> [THE INPUT]
______

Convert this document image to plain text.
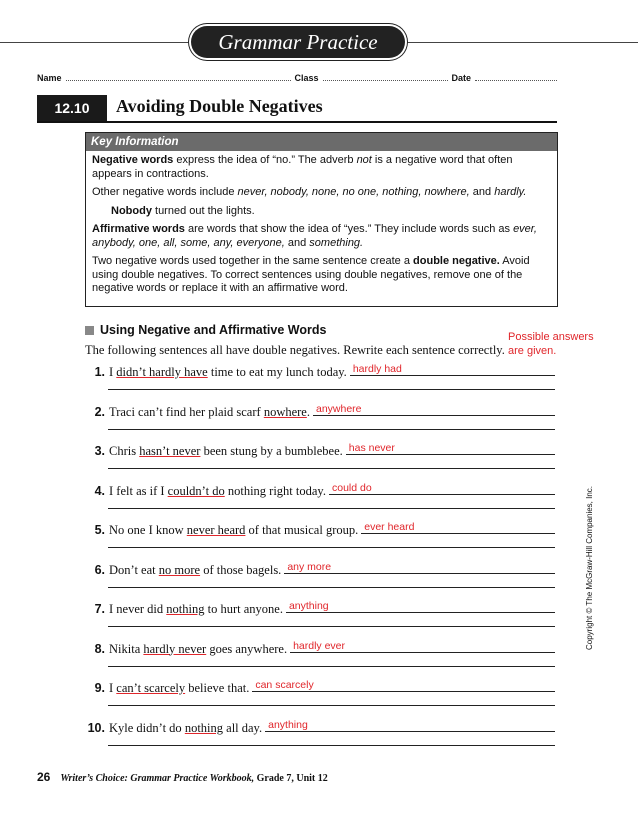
Grammar Practice
Name	Class	Date
12.10	Avoiding Double Negatives
Key Information

Negative words express the idea of “no.” The adverb not is a negative word that often appears in contractions.

Other negative words include never, nobody, none, no one, nothing, nowhere, and hardly.

Nobody turned out the lights.

Affirmative words are words that show the idea of “yes.” They include words such as ever, anybody, one, all, some, any, everyone, and something.

Two negative words used together in the same sentence create a double negative. Avoid using double negatives. To correct sentences using double negatives, remove one of the negative words or replace it with an affirmative word.

Using Negative and Affirmative Words	Possible answers
are given.
The following sentences all have double negatives. Rewrite each sentence correctly.
1. I didn’t hardly have time to eat my lunch today. hardly had
2. Traci can’t find her plaid scarf nowhere. anywhere
3. Chris hasn’t never been stung by a bumblebee. has never
4. I felt as if I couldn’t do nothing right today. could do
5. No one I know never heard of that musical group. ever heard
6. Don’t eat no more of those bagels. any more
7. I never did nothing to hurt anyone. anything
8. Nikita hardly never goes anywhere. hardly ever
9. I can’t scarcely believe that. can scarcely
10. Kyle didn’t do nothing all day. anything
Copyright © The McGraw-Hill Companies, Inc.
26 Writer’s Choice: Grammar Practice Workbook, Grade 7, Unit 12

______

> [EXERCISE]
Reproduce every entry word for word, but omit the pictures.

> [RESULT OF THE TASK]
Convert this document image to plain text.
Grammar Practice
Name	Class	Date
12.10	Avoiding Double Negatives
Key Information

Negative words express the idea of “no.” The adverb not is a negative word that often appears in contractions.

Other negative words include never, nobody, none, no one, nothing, nowhere, and hardly.

Nobody turned out the lights.

Affirmative words are words that show the idea of “yes.” They include words such as ever, anybody, one, all, some, any, everyone, and something.

Two negative words used together in the same sentence create a double negative. Avoid using double negatives. To correct sentences using double negatives, remove one of the negative words or replace it with an affirmative word.

Using Negative and Affirmative Words	Possible answers
are given.
The following sentences all have double negatives. Rewrite each sentence correctly.
1. I didn’t hardly have time to eat my lunch today. hardly had
2. Traci can’t find her plaid scarf nowhere. anywhere
3. Chris hasn’t never been stung by a bumblebee. has never
4. I felt as if I couldn’t do nothing right today. could do
5. No one I know never heard of that musical group. ever heard
6. Don’t eat no more of those bagels. any more
7. I never did nothing to hurt anyone. anything
8. Nikita hardly never goes anywhere. hardly ever
9. I can’t scarcely believe that. can scarcely
10. Kyle didn’t do nothing all day. anything
Copyright © The McGraw-Hill Companies, Inc.
26 Writer’s Choice: Grammar Practice Workbook, Grade 7, Unit 12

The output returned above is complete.